TASK DIRECTIONS → Repeat the listing word for word. No pictures belong in the copy.

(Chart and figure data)
■ ■ ■

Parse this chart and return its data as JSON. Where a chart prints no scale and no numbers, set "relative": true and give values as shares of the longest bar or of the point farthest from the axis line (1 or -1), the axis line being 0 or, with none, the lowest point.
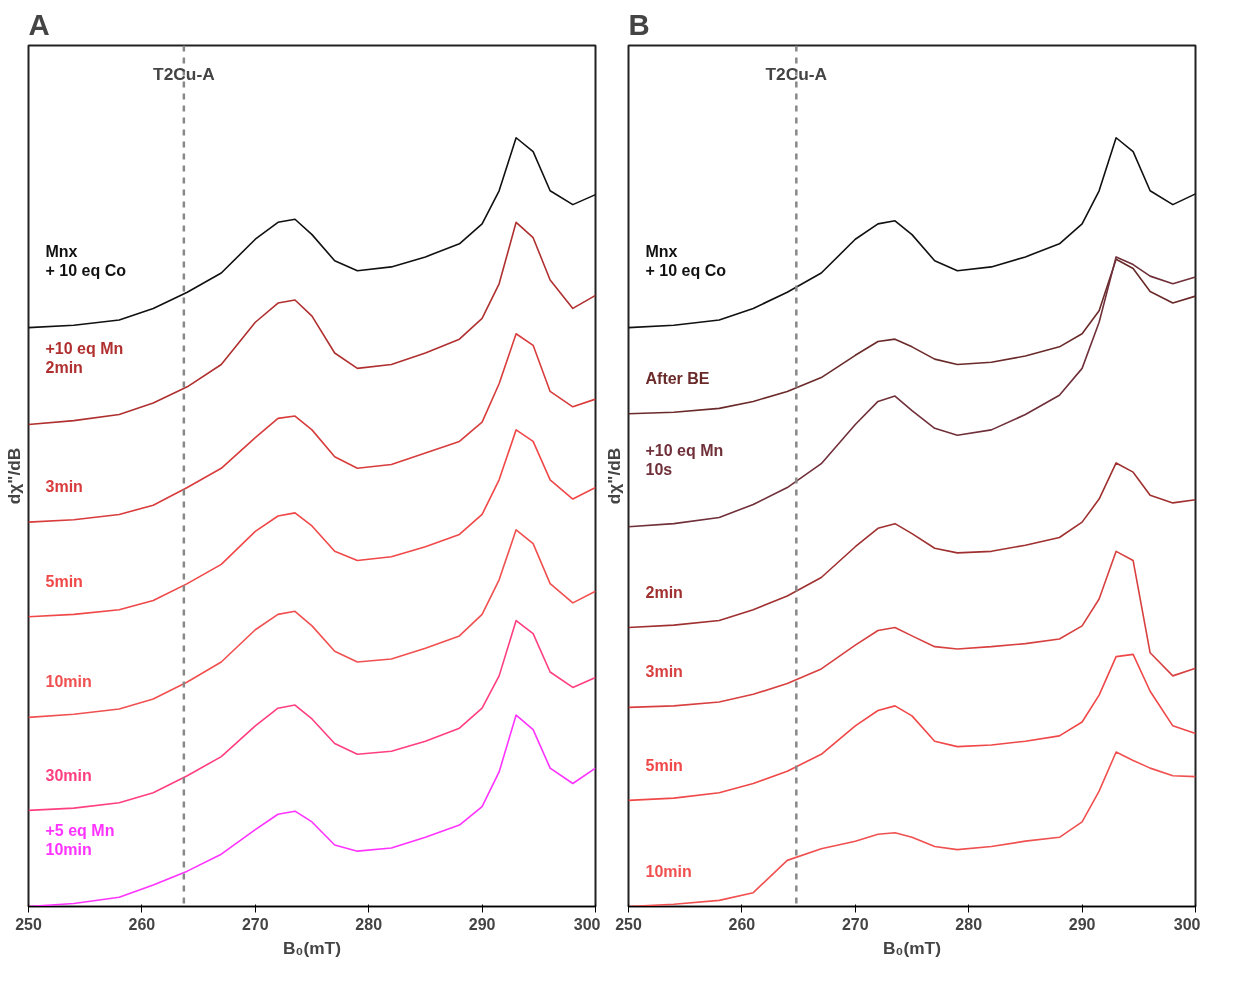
{
  "chart_data": [
    {
      "type": "line",
      "title": "A",
      "xlabel": "B₀(mT)",
      "ylabel": "dχ\"/dB",
      "relative": true,
      "xlim": [
        250,
        300
      ],
      "xticks": [
        250,
        260,
        270,
        280,
        290,
        300
      ],
      "grid": false,
      "marker": "none",
      "line_style": "solid",
      "x": [
        250,
        254,
        258,
        261,
        264,
        267,
        270,
        272,
        273.5,
        275,
        277,
        279,
        282,
        285,
        288,
        290,
        291.5,
        293,
        294.5,
        296,
        298,
        300
      ],
      "ref_lines": [
        {
          "axis": "x",
          "value": 263.7,
          "label": "T2Cu-A",
          "color": "#888888",
          "line_style": "dashed"
        }
      ],
      "series": [
        {
          "name": "Mnx\n+ 10 eq Co",
          "color": "#111111",
          "values": [
            0.753,
            0.756,
            0.763,
            0.778,
            0.799,
            0.824,
            0.868,
            0.89,
            0.894,
            0.874,
            0.84,
            0.827,
            0.832,
            0.845,
            0.862,
            0.888,
            0.931,
            1.0,
            0.982,
            0.931,
            0.913,
            0.926
          ]
        },
        {
          "name": "+10 eq Mn\n2min",
          "color": "#b03030",
          "values": [
            0.627,
            0.632,
            0.64,
            0.655,
            0.676,
            0.705,
            0.76,
            0.785,
            0.789,
            0.768,
            0.72,
            0.7,
            0.705,
            0.72,
            0.738,
            0.765,
            0.81,
            0.89,
            0.87,
            0.815,
            0.778,
            0.795
          ]
        },
        {
          "name": "3min",
          "color": "#d83c3c",
          "values": [
            0.5,
            0.503,
            0.51,
            0.522,
            0.545,
            0.57,
            0.61,
            0.635,
            0.638,
            0.62,
            0.585,
            0.57,
            0.575,
            0.59,
            0.605,
            0.63,
            0.68,
            0.745,
            0.73,
            0.67,
            0.65,
            0.66
          ]
        },
        {
          "name": "5min",
          "color": "#f04848",
          "values": [
            0.377,
            0.38,
            0.386,
            0.398,
            0.42,
            0.445,
            0.488,
            0.508,
            0.512,
            0.495,
            0.462,
            0.45,
            0.455,
            0.468,
            0.484,
            0.51,
            0.555,
            0.62,
            0.605,
            0.555,
            0.53,
            0.545
          ]
        },
        {
          "name": "10min",
          "color": "#f05050",
          "values": [
            0.246,
            0.25,
            0.257,
            0.27,
            0.292,
            0.318,
            0.36,
            0.38,
            0.384,
            0.365,
            0.332,
            0.318,
            0.322,
            0.336,
            0.352,
            0.38,
            0.425,
            0.49,
            0.472,
            0.42,
            0.395,
            0.41
          ]
        },
        {
          "name": "30min",
          "color": "#ff3f7f",
          "values": [
            0.125,
            0.128,
            0.135,
            0.148,
            0.17,
            0.195,
            0.235,
            0.258,
            0.262,
            0.244,
            0.212,
            0.198,
            0.202,
            0.215,
            0.232,
            0.258,
            0.3,
            0.372,
            0.355,
            0.305,
            0.285,
            0.298
          ]
        },
        {
          "name": "+5 eq Mn\n10min",
          "color": "#ff33ff",
          "values": [
            0,
            0.004,
            0.012,
            0.028,
            0.046,
            0.068,
            0.1,
            0.12,
            0.124,
            0.11,
            0.08,
            0.072,
            0.076,
            0.09,
            0.106,
            0.13,
            0.175,
            0.249,
            0.23,
            0.18,
            0.16,
            0.18
          ]
        }
      ]
    },
    {
      "type": "line",
      "title": "B",
      "xlabel": "B₀(mT)",
      "ylabel": "dχ\"/dB",
      "relative": true,
      "xlim": [
        250,
        300
      ],
      "xticks": [
        250,
        260,
        270,
        280,
        290,
        300
      ],
      "grid": false,
      "marker": "none",
      "line_style": "solid",
      "x": [
        250,
        254,
        258,
        261,
        264,
        267,
        270,
        272,
        273.5,
        275,
        277,
        279,
        282,
        285,
        288,
        290,
        291.5,
        293,
        294.5,
        296,
        298,
        300
      ],
      "ref_lines": [
        {
          "axis": "x",
          "value": 264.8,
          "label": "T2Cu-A",
          "color": "#888888",
          "line_style": "dashed"
        }
      ],
      "series": [
        {
          "name": "Mnx\n+ 10 eq Co",
          "color": "#111111",
          "values": [
            0.753,
            0.756,
            0.763,
            0.778,
            0.799,
            0.824,
            0.868,
            0.888,
            0.892,
            0.874,
            0.84,
            0.827,
            0.832,
            0.845,
            0.862,
            0.888,
            0.931,
            1.0,
            0.982,
            0.931,
            0.913,
            0.927
          ]
        },
        {
          "name": "After BE",
          "color": "#6b2a2a",
          "values": [
            0.641,
            0.643,
            0.648,
            0.657,
            0.67,
            0.688,
            0.717,
            0.735,
            0.738,
            0.728,
            0.712,
            0.705,
            0.708,
            0.716,
            0.728,
            0.745,
            0.775,
            0.842,
            0.83,
            0.8,
            0.785,
            0.794
          ]
        },
        {
          "name": "+10 eq Mn\n10s",
          "color": "#70303a",
          "values": [
            0.494,
            0.498,
            0.506,
            0.523,
            0.545,
            0.576,
            0.627,
            0.657,
            0.664,
            0.645,
            0.622,
            0.613,
            0.62,
            0.64,
            0.665,
            0.7,
            0.76,
            0.845,
            0.835,
            0.82,
            0.81,
            0.819
          ]
        },
        {
          "name": "2min",
          "color": "#a03030",
          "values": [
            0.363,
            0.366,
            0.372,
            0.386,
            0.404,
            0.428,
            0.468,
            0.492,
            0.498,
            0.485,
            0.466,
            0.46,
            0.462,
            0.47,
            0.48,
            0.5,
            0.53,
            0.577,
            0.565,
            0.535,
            0.525,
            0.529
          ]
        },
        {
          "name": "3min",
          "color": "#d84040",
          "values": [
            0.259,
            0.261,
            0.266,
            0.276,
            0.29,
            0.309,
            0.34,
            0.359,
            0.363,
            0.352,
            0.338,
            0.335,
            0.338,
            0.342,
            0.348,
            0.365,
            0.4,
            0.462,
            0.45,
            0.33,
            0.3,
            0.31
          ]
        },
        {
          "name": "5min",
          "color": "#f04848",
          "values": [
            0.138,
            0.141,
            0.148,
            0.16,
            0.176,
            0.198,
            0.235,
            0.255,
            0.261,
            0.248,
            0.215,
            0.208,
            0.21,
            0.215,
            0.222,
            0.24,
            0.275,
            0.325,
            0.328,
            0.28,
            0.235,
            0.225
          ]
        },
        {
          "name": "10min",
          "color": "#f05050",
          "values": [
            0,
            0.003,
            0.008,
            0.018,
            0.06,
            0.075,
            0.085,
            0.094,
            0.096,
            0.09,
            0.078,
            0.074,
            0.078,
            0.085,
            0.09,
            0.11,
            0.15,
            0.201,
            0.19,
            0.18,
            0.17,
            0.169
          ]
        }
      ]
    }
  ]
}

■ ■ ■

REPLY TO THE TASK →
Parse this chart and return its data as JSON. Where a chart prints no scale and no numbers, set "relative": true and give values as shares of the longest bar or of the point farthest from the axis line (1 or -1), the axis line being 0 or, with none, the lowest point.
{
  "chart_data": [
    {
      "type": "line",
      "title": "A",
      "xlabel": "B₀(mT)",
      "ylabel": "dχ\"/dB",
      "relative": true,
      "xlim": [
        250,
        300
      ],
      "xticks": [
        250,
        260,
        270,
        280,
        290,
        300
      ],
      "grid": false,
      "marker": "none",
      "line_style": "solid",
      "x": [
        250,
        254,
        258,
        261,
        264,
        267,
        270,
        272,
        273.5,
        275,
        277,
        279,
        282,
        285,
        288,
        290,
        291.5,
        293,
        294.5,
        296,
        298,
        300
      ],
      "ref_lines": [
        {
          "axis": "x",
          "value": 263.7,
          "label": "T2Cu-A",
          "color": "#888888",
          "line_style": "dashed"
        }
      ],
      "series": [
        {
          "name": "Mnx\n+ 10 eq Co",
          "color": "#111111",
          "values": [
            0.753,
            0.756,
            0.763,
            0.778,
            0.799,
            0.824,
            0.868,
            0.89,
            0.894,
            0.874,
            0.84,
            0.827,
            0.832,
            0.845,
            0.862,
            0.888,
            0.931,
            1.0,
            0.982,
            0.931,
            0.913,
            0.926
          ]
        },
        {
          "name": "+10 eq Mn\n2min",
          "color": "#b03030",
          "values": [
            0.627,
            0.632,
            0.64,
            0.655,
            0.676,
            0.705,
            0.76,
            0.785,
            0.789,
            0.768,
            0.72,
            0.7,
            0.705,
            0.72,
            0.738,
            0.765,
            0.81,
            0.89,
            0.87,
            0.815,
            0.778,
            0.795
          ]
        },
        {
          "name": "3min",
          "color": "#d83c3c",
          "values": [
            0.5,
            0.503,
            0.51,
            0.522,
            0.545,
            0.57,
            0.61,
            0.635,
            0.638,
            0.62,
            0.585,
            0.57,
            0.575,
            0.59,
            0.605,
            0.63,
            0.68,
            0.745,
            0.73,
            0.67,
            0.65,
            0.66
          ]
        },
        {
          "name": "5min",
          "color": "#f04848",
          "values": [
            0.377,
            0.38,
            0.386,
            0.398,
            0.42,
            0.445,
            0.488,
            0.508,
            0.512,
            0.495,
            0.462,
            0.45,
            0.455,
            0.468,
            0.484,
            0.51,
            0.555,
            0.62,
            0.605,
            0.555,
            0.53,
            0.545
          ]
        },
        {
          "name": "10min",
          "color": "#f05050",
          "values": [
            0.246,
            0.25,
            0.257,
            0.27,
            0.292,
            0.318,
            0.36,
            0.38,
            0.384,
            0.365,
            0.332,
            0.318,
            0.322,
            0.336,
            0.352,
            0.38,
            0.425,
            0.49,
            0.472,
            0.42,
            0.395,
            0.41
          ]
        },
        {
          "name": "30min",
          "color": "#ff3f7f",
          "values": [
            0.125,
            0.128,
            0.135,
            0.148,
            0.17,
            0.195,
            0.235,
            0.258,
            0.262,
            0.244,
            0.212,
            0.198,
            0.202,
            0.215,
            0.232,
            0.258,
            0.3,
            0.372,
            0.355,
            0.305,
            0.285,
            0.298
          ]
        },
        {
          "name": "+5 eq Mn\n10min",
          "color": "#ff33ff",
          "values": [
            0,
            0.004,
            0.012,
            0.028,
            0.046,
            0.068,
            0.1,
            0.12,
            0.124,
            0.11,
            0.08,
            0.072,
            0.076,
            0.09,
            0.106,
            0.13,
            0.175,
            0.249,
            0.23,
            0.18,
            0.16,
            0.18
          ]
        }
      ]
    },
    {
      "type": "line",
      "title": "B",
      "xlabel": "B₀(mT)",
      "ylabel": "dχ\"/dB",
      "relative": true,
      "xlim": [
        250,
        300
      ],
      "xticks": [
        250,
        260,
        270,
        280,
        290,
        300
      ],
      "grid": false,
      "marker": "none",
      "line_style": "solid",
      "x": [
        250,
        254,
        258,
        261,
        264,
        267,
        270,
        272,
        273.5,
        275,
        277,
        279,
        282,
        285,
        288,
        290,
        291.5,
        293,
        294.5,
        296,
        298,
        300
      ],
      "ref_lines": [
        {
          "axis": "x",
          "value": 264.8,
          "label": "T2Cu-A",
          "color": "#888888",
          "line_style": "dashed"
        }
      ],
      "series": [
        {
          "name": "Mnx\n+ 10 eq Co",
          "color": "#111111",
          "values": [
            0.753,
            0.756,
            0.763,
            0.778,
            0.799,
            0.824,
            0.868,
            0.888,
            0.892,
            0.874,
            0.84,
            0.827,
            0.832,
            0.845,
            0.862,
            0.888,
            0.931,
            1.0,
            0.982,
            0.931,
            0.913,
            0.927
          ]
        },
        {
          "name": "After BE",
          "color": "#6b2a2a",
          "values": [
            0.641,
            0.643,
            0.648,
            0.657,
            0.67,
            0.688,
            0.717,
            0.735,
            0.738,
            0.728,
            0.712,
            0.705,
            0.708,
            0.716,
            0.728,
            0.745,
            0.775,
            0.842,
            0.83,
            0.8,
            0.785,
            0.794
          ]
        },
        {
          "name": "+10 eq Mn\n10s",
          "color": "#70303a",
          "values": [
            0.494,
            0.498,
            0.506,
            0.523,
            0.545,
            0.576,
            0.627,
            0.657,
            0.664,
            0.645,
            0.622,
            0.613,
            0.62,
            0.64,
            0.665,
            0.7,
            0.76,
            0.845,
            0.835,
            0.82,
            0.81,
            0.819
          ]
        },
        {
          "name": "2min",
          "color": "#a03030",
          "values": [
            0.363,
            0.366,
            0.372,
            0.386,
            0.404,
            0.428,
            0.468,
            0.492,
            0.498,
            0.485,
            0.466,
            0.46,
            0.462,
            0.47,
            0.48,
            0.5,
            0.53,
            0.577,
            0.565,
            0.535,
            0.525,
            0.529
          ]
        },
        {
          "name": "3min",
          "color": "#d84040",
          "values": [
            0.259,
            0.261,
            0.266,
            0.276,
            0.29,
            0.309,
            0.34,
            0.359,
            0.363,
            0.352,
            0.338,
            0.335,
            0.338,
            0.342,
            0.348,
            0.365,
            0.4,
            0.462,
            0.45,
            0.33,
            0.3,
            0.31
          ]
        },
        {
          "name": "5min",
          "color": "#f04848",
          "values": [
            0.138,
            0.141,
            0.148,
            0.16,
            0.176,
            0.198,
            0.235,
            0.255,
            0.261,
            0.248,
            0.215,
            0.208,
            0.21,
            0.215,
            0.222,
            0.24,
            0.275,
            0.325,
            0.328,
            0.28,
            0.235,
            0.225
          ]
        },
        {
          "name": "10min",
          "color": "#f05050",
          "values": [
            0,
            0.003,
            0.008,
            0.018,
            0.06,
            0.075,
            0.085,
            0.094,
            0.096,
            0.09,
            0.078,
            0.074,
            0.078,
            0.085,
            0.09,
            0.11,
            0.15,
            0.201,
            0.19,
            0.18,
            0.17,
            0.169
          ]
        }
      ]
    }
  ]
}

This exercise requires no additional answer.